Entries from a visual dataset
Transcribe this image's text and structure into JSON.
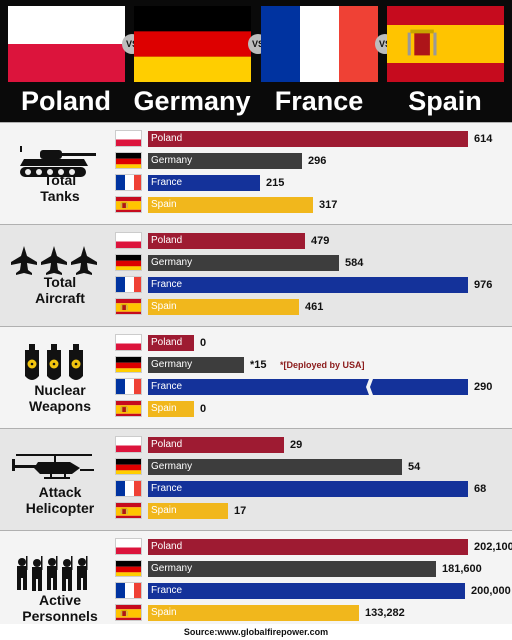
{
  "countries": [
    {
      "key": "poland",
      "name": "Poland",
      "bar_color": "#9e1b32",
      "label_color": "#ffffff"
    },
    {
      "key": "germany",
      "name": "Germany",
      "bar_color": "#3d3d3d",
      "label_color": "#ffffff"
    },
    {
      "key": "france",
      "name": "France",
      "bar_color": "#14329a",
      "label_color": "#ffffff"
    },
    {
      "key": "spain",
      "name": "Spain",
      "bar_color": "#f1b71c",
      "label_color": "#ffffff"
    }
  ],
  "vs_label": "VS",
  "chart_data": {
    "type": "bar",
    "categories": [
      "Poland",
      "Germany",
      "France",
      "Spain"
    ],
    "panels": [
      {
        "key": "tanks",
        "title": "Total\nTanks",
        "icon": "tank-icon",
        "max": 614,
        "values": [
          614,
          296,
          215,
          317
        ],
        "labels": [
          "614",
          "296",
          "215",
          "317"
        ]
      },
      {
        "key": "aircraft",
        "title": "Total\nAircraft",
        "icon": "fighter-jets-icon",
        "max": 976,
        "values": [
          479,
          584,
          976,
          461
        ],
        "labels": [
          "479",
          "584",
          "976",
          "461"
        ]
      },
      {
        "key": "nuclear",
        "title": "Nuclear\nWeapons",
        "icon": "nuclear-bombs-icon",
        "max": 290,
        "values": [
          0,
          15,
          290,
          0
        ],
        "labels": [
          "0",
          "*15",
          "290",
          "0"
        ],
        "note": "*[Deployed by USA]",
        "broken_axis_series": "France"
      },
      {
        "key": "helicopter",
        "title": "Attack\nHelicopter",
        "icon": "attack-helicopter-icon",
        "max": 68,
        "values": [
          29,
          54,
          68,
          17
        ],
        "labels": [
          "29",
          "54",
          "68",
          "17"
        ]
      },
      {
        "key": "personnel",
        "title": "Active\nPersonnels",
        "icon": "soldiers-icon",
        "max": 202100,
        "values": [
          202100,
          181600,
          200000,
          133282
        ],
        "labels": [
          "202,100",
          "181,600",
          "200,000",
          "133,282"
        ]
      }
    ]
  },
  "source": "Source:www.globalfirepower.com"
}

▶ _REQUIRED WORK_: Leave out all images, then reproduce the entries above exactly.

▶ _OUTPUT OF THE EXERCISE_:
Transcribe this image's text and structure into JSON.
{
  "countries": [
    {
      "key": "poland",
      "name": "Poland",
      "bar_color": "#9e1b32",
      "label_color": "#ffffff"
    },
    {
      "key": "germany",
      "name": "Germany",
      "bar_color": "#3d3d3d",
      "label_color": "#ffffff"
    },
    {
      "key": "france",
      "name": "France",
      "bar_color": "#14329a",
      "label_color": "#ffffff"
    },
    {
      "key": "spain",
      "name": "Spain",
      "bar_color": "#f1b71c",
      "label_color": "#ffffff"
    }
  ],
  "vs_label": "VS",
  "chart_data": {
    "type": "bar",
    "categories": [
      "Poland",
      "Germany",
      "France",
      "Spain"
    ],
    "panels": [
      {
        "key": "tanks",
        "title": "Total\nTanks",
        "icon": "tank-icon",
        "max": 614,
        "values": [
          614,
          296,
          215,
          317
        ],
        "labels": [
          "614",
          "296",
          "215",
          "317"
        ]
      },
      {
        "key": "aircraft",
        "title": "Total\nAircraft",
        "icon": "fighter-jets-icon",
        "max": 976,
        "values": [
          479,
          584,
          976,
          461
        ],
        "labels": [
          "479",
          "584",
          "976",
          "461"
        ]
      },
      {
        "key": "nuclear",
        "title": "Nuclear\nWeapons",
        "icon": "nuclear-bombs-icon",
        "max": 290,
        "values": [
          0,
          15,
          290,
          0
        ],
        "labels": [
          "0",
          "*15",
          "290",
          "0"
        ],
        "note": "*[Deployed by USA]",
        "broken_axis_series": "France"
      },
      {
        "key": "helicopter",
        "title": "Attack\nHelicopter",
        "icon": "attack-helicopter-icon",
        "max": 68,
        "values": [
          29,
          54,
          68,
          17
        ],
        "labels": [
          "29",
          "54",
          "68",
          "17"
        ]
      },
      {
        "key": "personnel",
        "title": "Active\nPersonnels",
        "icon": "soldiers-icon",
        "max": 202100,
        "values": [
          202100,
          181600,
          200000,
          133282
        ],
        "labels": [
          "202,100",
          "181,600",
          "200,000",
          "133,282"
        ]
      }
    ]
  },
  "source": "Source:www.globalfirepower.com"
}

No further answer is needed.